**YOUR INSTRUCTIONS:** Only the pictures are omitted; repeat all other data exactly.

(Stored entries)
Start

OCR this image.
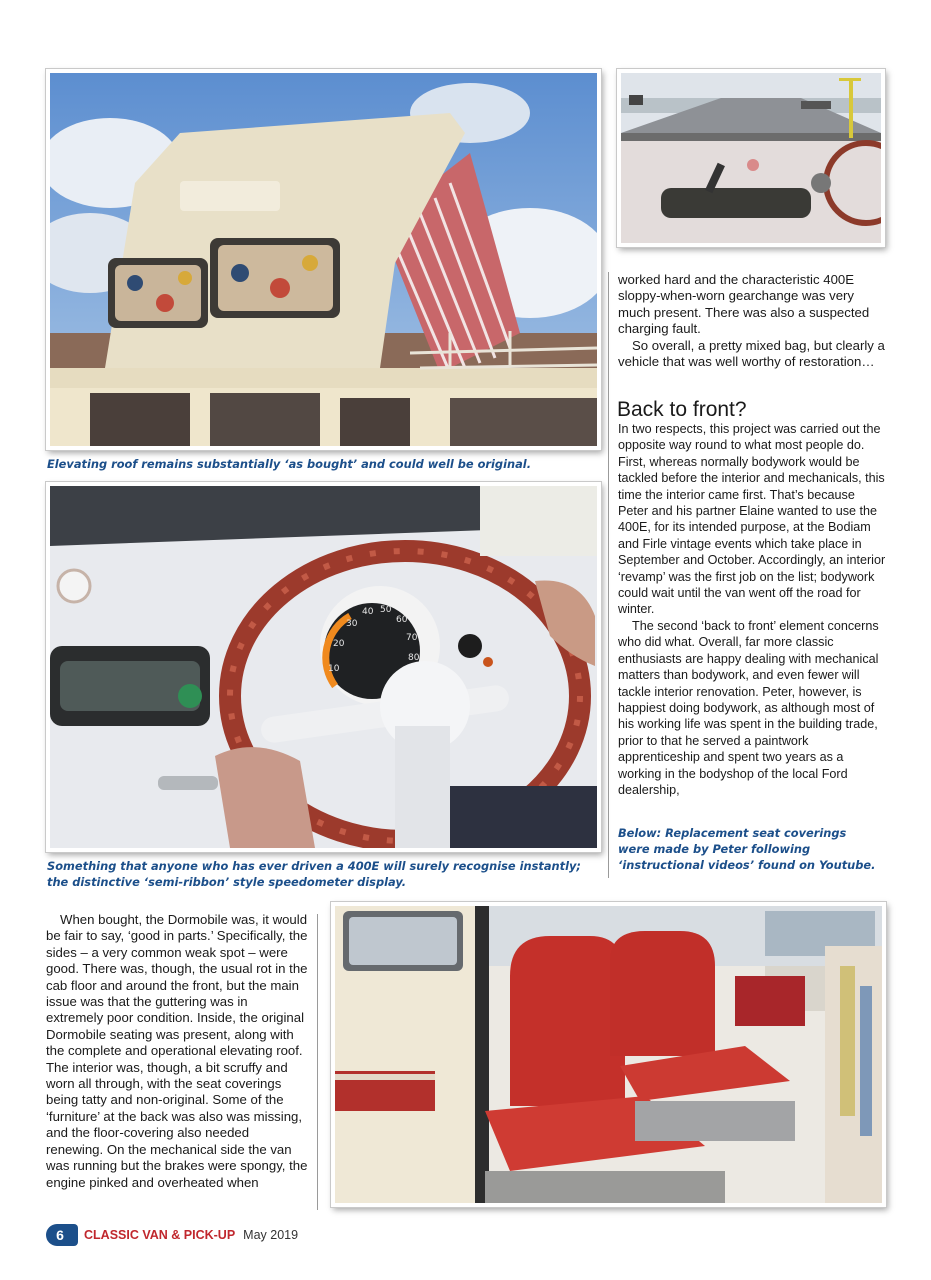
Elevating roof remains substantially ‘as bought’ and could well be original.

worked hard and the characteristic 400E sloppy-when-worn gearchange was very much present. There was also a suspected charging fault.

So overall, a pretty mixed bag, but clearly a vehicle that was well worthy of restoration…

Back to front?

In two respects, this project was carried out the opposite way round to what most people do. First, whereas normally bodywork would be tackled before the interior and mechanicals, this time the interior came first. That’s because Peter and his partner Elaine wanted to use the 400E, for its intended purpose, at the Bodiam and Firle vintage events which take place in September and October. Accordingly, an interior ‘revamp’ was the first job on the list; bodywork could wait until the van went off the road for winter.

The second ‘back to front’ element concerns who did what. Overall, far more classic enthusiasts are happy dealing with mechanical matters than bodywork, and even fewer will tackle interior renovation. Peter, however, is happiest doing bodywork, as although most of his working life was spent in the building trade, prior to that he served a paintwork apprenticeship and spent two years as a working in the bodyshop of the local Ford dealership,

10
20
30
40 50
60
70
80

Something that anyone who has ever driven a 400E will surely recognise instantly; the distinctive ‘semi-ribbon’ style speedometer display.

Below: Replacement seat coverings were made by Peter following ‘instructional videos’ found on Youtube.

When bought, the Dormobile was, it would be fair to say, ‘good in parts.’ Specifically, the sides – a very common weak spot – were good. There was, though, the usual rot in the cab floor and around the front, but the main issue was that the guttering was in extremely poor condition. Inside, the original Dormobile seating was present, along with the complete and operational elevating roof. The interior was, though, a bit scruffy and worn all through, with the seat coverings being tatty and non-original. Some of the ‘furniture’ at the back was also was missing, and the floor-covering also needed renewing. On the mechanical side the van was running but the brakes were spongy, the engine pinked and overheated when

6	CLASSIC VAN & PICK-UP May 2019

End

**TASK RESPONSE:**
OCR this image.
Elevating roof remains substantially ‘as bought’ and could well be original.

worked hard and the characteristic 400E sloppy-when-worn gearchange was very much present. There was also a suspected charging fault.

So overall, a pretty mixed bag, but clearly a vehicle that was well worthy of restoration…

Back to front?

In two respects, this project was carried out the opposite way round to what most people do. First, whereas normally bodywork would be tackled before the interior and mechanicals, this time the interior came first. That’s because Peter and his partner Elaine wanted to use the 400E, for its intended purpose, at the Bodiam and Firle vintage events which take place in September and October. Accordingly, an interior ‘revamp’ was the first job on the list; bodywork could wait until the van went off the road for winter.

The second ‘back to front’ element concerns who did what. Overall, far more classic enthusiasts are happy dealing with mechanical matters than bodywork, and even fewer will tackle interior renovation. Peter, however, is happiest doing bodywork, as although most of his working life was spent in the building trade, prior to that he served a paintwork apprenticeship and spent two years as a working in the bodyshop of the local Ford dealership,

10
20
30
40 50
60
70
80

Something that anyone who has ever driven a 400E will surely recognise instantly; the distinctive ‘semi-ribbon’ style speedometer display.

Below: Replacement seat coverings were made by Peter following ‘instructional videos’ found on Youtube.

When bought, the Dormobile was, it would be fair to say, ‘good in parts.’ Specifically, the sides – a very common weak spot – were good. There was, though, the usual rot in the cab floor and around the front, but the main issue was that the guttering was in extremely poor condition. Inside, the original Dormobile seating was present, along with the complete and operational elevating roof. The interior was, though, a bit scruffy and worn all through, with the seat coverings being tatty and non-original. Some of the ‘furniture’ at the back was also was missing, and the floor-covering also needed renewing. On the mechanical side the van was running but the brakes were spongy, the engine pinked and overheated when

6	CLASSIC VAN & PICK-UP May 2019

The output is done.